(Records contained in a dataset)
........
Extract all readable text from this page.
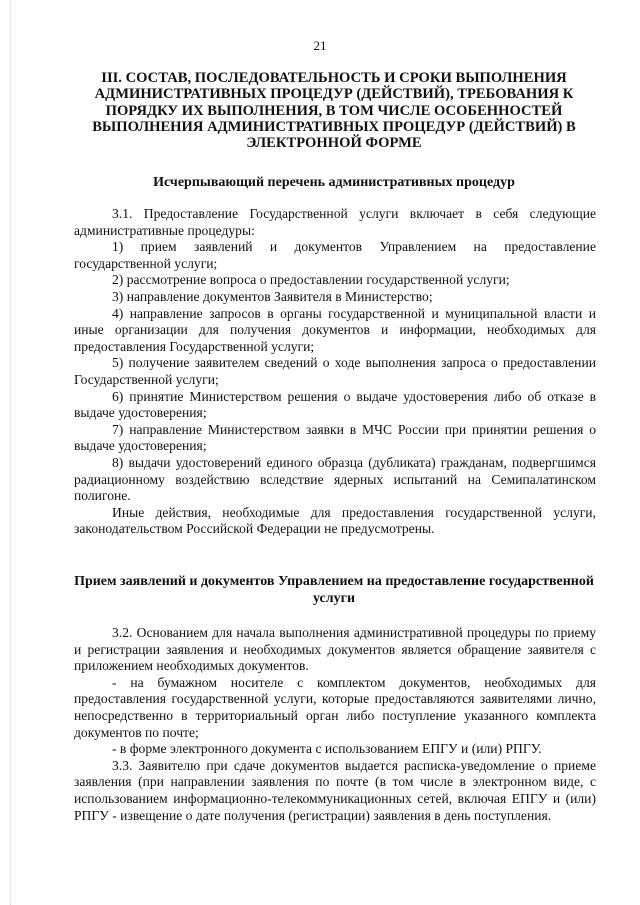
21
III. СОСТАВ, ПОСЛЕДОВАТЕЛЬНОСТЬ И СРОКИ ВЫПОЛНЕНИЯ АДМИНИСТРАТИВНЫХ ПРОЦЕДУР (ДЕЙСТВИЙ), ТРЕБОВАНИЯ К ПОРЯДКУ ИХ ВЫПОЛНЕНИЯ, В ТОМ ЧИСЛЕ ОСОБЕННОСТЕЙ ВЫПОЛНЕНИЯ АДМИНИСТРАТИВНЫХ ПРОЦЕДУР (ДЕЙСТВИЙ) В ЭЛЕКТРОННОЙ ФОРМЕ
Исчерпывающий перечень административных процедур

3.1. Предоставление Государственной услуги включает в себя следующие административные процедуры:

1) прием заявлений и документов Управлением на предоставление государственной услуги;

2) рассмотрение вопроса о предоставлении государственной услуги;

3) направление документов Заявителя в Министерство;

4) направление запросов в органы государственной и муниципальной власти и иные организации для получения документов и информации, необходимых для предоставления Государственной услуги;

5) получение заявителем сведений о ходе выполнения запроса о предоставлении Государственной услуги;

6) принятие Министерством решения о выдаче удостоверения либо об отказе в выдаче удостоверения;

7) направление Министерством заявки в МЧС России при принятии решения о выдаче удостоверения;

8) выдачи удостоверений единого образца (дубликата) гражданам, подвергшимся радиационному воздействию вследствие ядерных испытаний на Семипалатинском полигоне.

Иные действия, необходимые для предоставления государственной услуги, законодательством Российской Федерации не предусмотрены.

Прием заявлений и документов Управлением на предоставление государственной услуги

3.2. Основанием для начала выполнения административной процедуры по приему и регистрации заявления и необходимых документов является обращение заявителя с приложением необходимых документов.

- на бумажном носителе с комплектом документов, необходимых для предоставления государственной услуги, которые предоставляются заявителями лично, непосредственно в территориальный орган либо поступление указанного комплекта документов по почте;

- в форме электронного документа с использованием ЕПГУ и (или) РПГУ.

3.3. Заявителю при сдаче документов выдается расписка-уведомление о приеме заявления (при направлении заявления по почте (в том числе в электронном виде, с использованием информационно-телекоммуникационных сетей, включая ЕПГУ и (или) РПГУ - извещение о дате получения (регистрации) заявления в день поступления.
........
## GIVEN INSTRUCTION
Copy out every line that includes the word "необходимых".

## EXERCISE OUTPUT
4) направление запросов в органы государственной и муниципальной власти и иные организации для получения документов и информации, необходимых для предоставления Государственной услуги;
3.2. Основанием для начала выполнения административной процедуры по приему и регистрации заявления и необходимых документов является обращение заявителя с приложением необходимых документов.
- на бумажном носителе с комплектом документов, необходимых для предоставления государственной услуги, которые предоставляются заявителями лично, непосредственно в территориальный орган либо поступление указанного комплекта документов по почте;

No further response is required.